┌─ EXERCISE MATERIALS

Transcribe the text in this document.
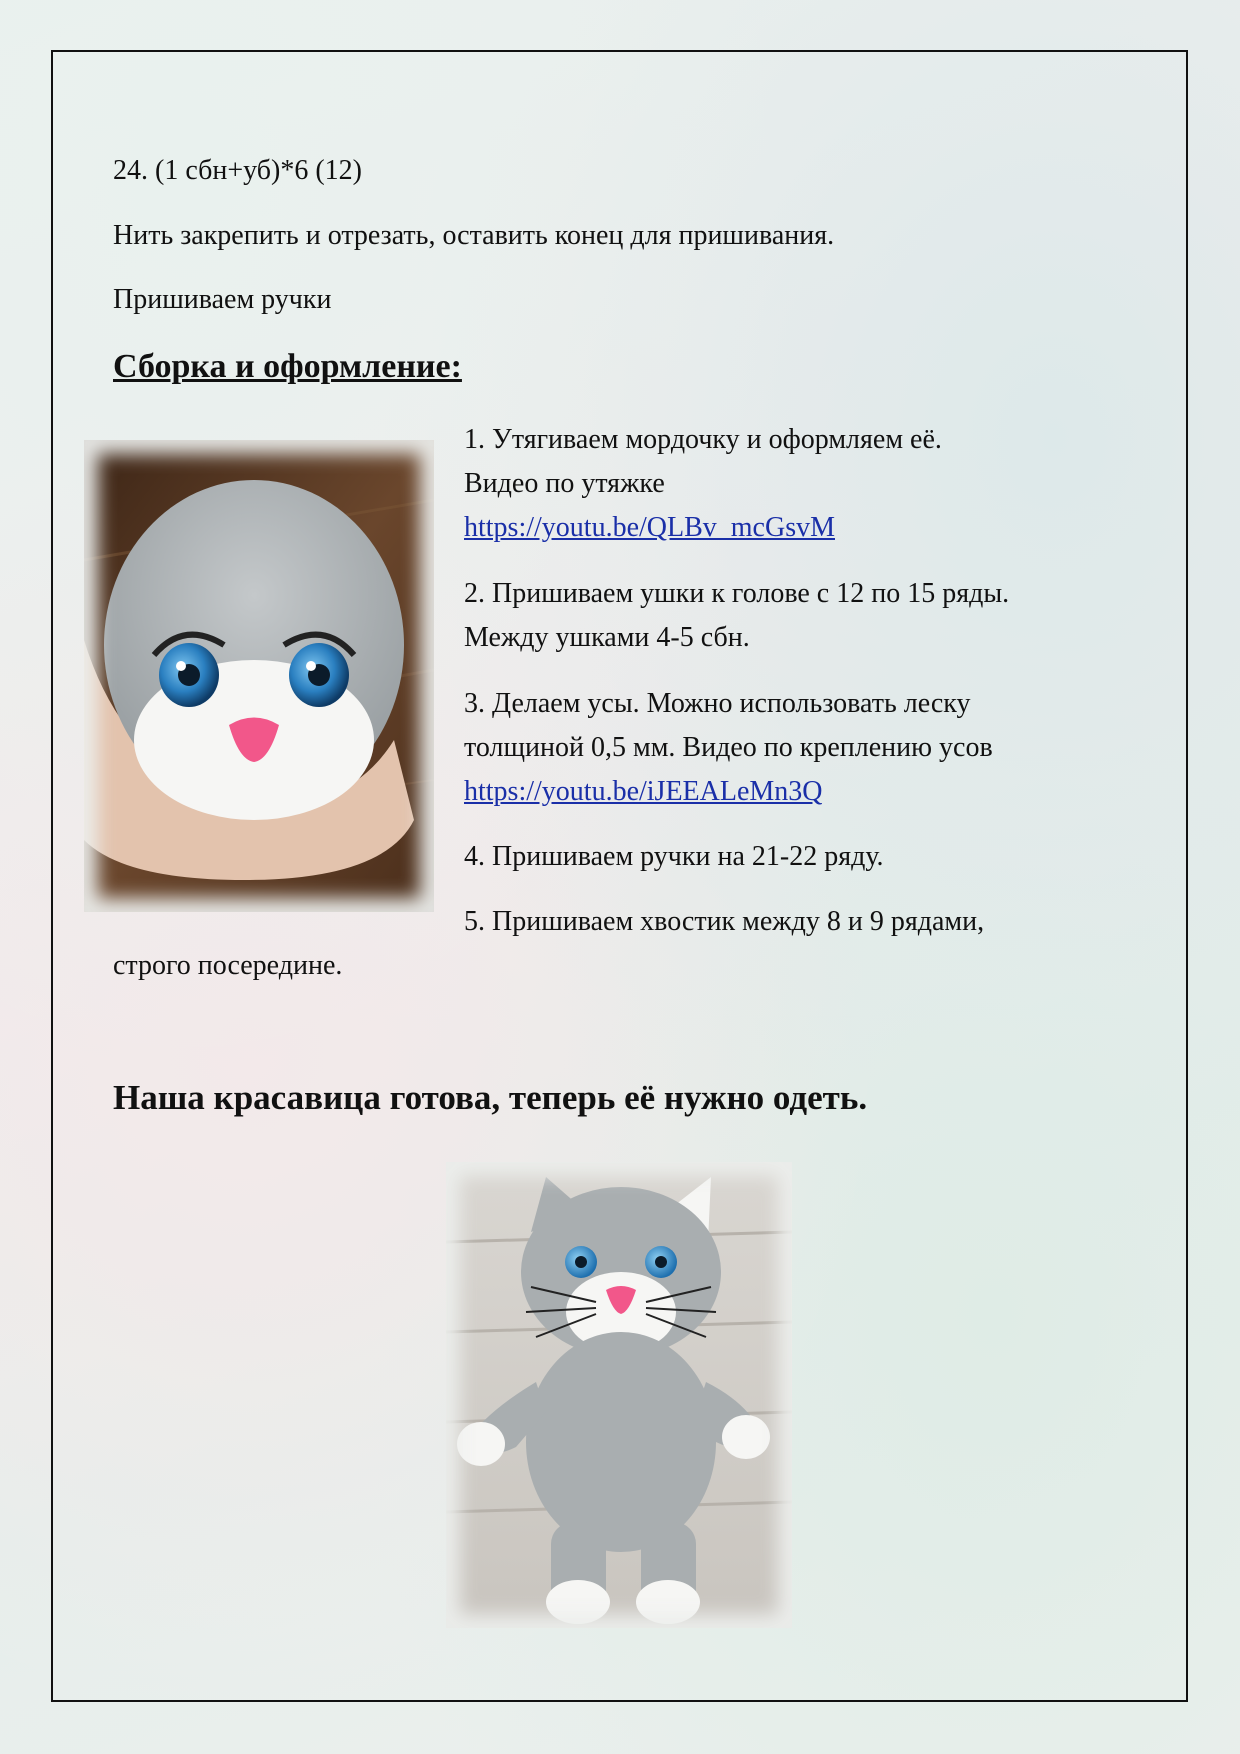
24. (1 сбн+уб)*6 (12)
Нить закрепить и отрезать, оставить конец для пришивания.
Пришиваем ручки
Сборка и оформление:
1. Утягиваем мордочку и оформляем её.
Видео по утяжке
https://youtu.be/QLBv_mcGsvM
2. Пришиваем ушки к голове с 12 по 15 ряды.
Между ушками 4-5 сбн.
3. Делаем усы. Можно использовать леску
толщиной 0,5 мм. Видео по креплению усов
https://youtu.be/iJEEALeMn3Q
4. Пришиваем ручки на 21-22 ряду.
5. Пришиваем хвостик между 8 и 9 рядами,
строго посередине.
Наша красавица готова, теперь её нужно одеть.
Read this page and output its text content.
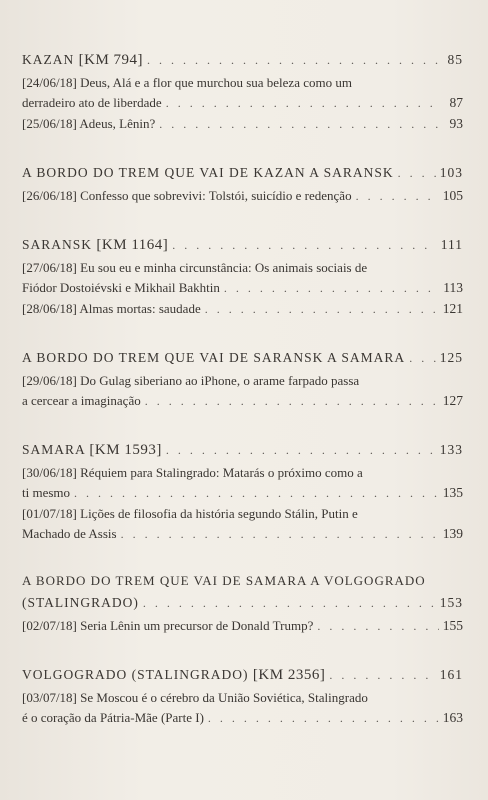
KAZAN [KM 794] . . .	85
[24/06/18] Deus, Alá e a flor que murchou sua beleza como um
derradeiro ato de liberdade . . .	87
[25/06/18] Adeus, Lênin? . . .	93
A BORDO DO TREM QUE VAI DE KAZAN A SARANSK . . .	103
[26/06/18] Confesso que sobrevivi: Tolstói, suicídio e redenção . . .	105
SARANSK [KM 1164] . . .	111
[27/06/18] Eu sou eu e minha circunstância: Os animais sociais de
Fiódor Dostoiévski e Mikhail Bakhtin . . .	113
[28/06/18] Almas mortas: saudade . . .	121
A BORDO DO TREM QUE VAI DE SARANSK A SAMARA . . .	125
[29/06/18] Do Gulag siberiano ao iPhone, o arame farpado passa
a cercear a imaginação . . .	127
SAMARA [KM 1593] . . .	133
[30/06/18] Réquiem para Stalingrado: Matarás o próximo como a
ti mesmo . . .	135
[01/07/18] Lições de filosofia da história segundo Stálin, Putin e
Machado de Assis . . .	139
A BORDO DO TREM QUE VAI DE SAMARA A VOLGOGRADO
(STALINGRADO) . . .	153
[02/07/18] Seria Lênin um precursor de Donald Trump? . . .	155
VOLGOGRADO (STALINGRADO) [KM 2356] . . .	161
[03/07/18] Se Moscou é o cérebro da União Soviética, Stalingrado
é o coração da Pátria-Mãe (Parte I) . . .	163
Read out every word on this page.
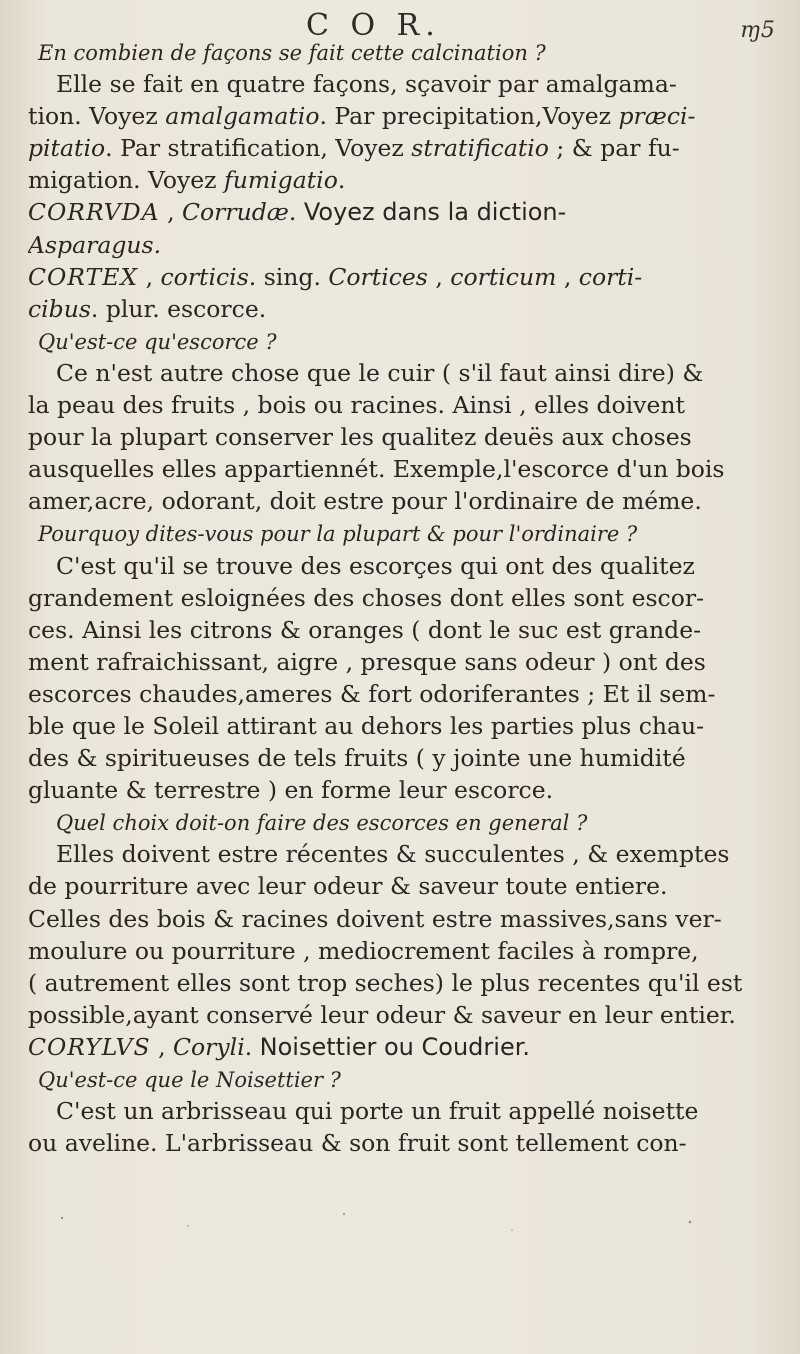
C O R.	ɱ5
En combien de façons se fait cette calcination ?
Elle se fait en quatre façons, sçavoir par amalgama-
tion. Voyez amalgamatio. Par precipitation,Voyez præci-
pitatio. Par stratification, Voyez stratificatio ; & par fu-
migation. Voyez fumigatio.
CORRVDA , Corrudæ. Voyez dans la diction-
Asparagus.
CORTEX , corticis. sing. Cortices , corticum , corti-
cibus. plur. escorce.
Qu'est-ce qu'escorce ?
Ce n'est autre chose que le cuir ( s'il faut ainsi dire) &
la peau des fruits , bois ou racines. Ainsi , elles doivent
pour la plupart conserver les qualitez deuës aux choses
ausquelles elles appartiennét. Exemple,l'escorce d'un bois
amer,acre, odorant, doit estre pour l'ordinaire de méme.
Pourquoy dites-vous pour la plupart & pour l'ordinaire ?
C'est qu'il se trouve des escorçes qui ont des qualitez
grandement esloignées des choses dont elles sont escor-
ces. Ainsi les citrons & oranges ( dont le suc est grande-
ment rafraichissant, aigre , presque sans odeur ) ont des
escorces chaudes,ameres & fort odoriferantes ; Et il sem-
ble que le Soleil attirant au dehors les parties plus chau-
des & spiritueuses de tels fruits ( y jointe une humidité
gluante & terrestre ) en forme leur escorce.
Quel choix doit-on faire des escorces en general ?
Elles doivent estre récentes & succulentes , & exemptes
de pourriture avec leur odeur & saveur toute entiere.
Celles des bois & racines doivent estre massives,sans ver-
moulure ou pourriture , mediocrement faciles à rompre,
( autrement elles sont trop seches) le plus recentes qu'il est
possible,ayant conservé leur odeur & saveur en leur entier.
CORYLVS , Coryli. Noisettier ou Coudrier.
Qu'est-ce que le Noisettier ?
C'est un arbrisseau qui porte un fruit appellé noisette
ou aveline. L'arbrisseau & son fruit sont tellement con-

└─

> [DIRECTIONS FOR THIS TASK]:
Check each line above for the string "Видео", then copy the ones that have it.

> [TASK ANSWER]:
Видео по утяжке
толщиной 0,5 мм. Видео по креплению усов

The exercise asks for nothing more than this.